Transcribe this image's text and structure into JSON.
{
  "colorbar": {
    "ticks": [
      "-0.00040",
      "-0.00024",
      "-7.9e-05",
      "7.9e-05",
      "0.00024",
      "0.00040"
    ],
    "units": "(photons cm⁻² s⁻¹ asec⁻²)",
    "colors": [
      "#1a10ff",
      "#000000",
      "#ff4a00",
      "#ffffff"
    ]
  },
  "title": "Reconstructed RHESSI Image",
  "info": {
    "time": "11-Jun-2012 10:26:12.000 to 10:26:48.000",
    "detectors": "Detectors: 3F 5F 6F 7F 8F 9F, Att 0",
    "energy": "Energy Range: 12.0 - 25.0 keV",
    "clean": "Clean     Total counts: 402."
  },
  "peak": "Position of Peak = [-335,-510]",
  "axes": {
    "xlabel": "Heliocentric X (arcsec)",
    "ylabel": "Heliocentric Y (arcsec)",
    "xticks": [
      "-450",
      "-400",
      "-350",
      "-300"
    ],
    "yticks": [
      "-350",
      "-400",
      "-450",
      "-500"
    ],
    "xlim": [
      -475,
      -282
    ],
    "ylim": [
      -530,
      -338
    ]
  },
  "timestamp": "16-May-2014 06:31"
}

## TASK TO CARRY OUT
Read through the lines above and collect those that contain the string "arcsec".

## TASK RESULT
    "xlabel": "Heliocentric X (arcsec)",
    "ylabel": "Heliocentric Y (arcsec)",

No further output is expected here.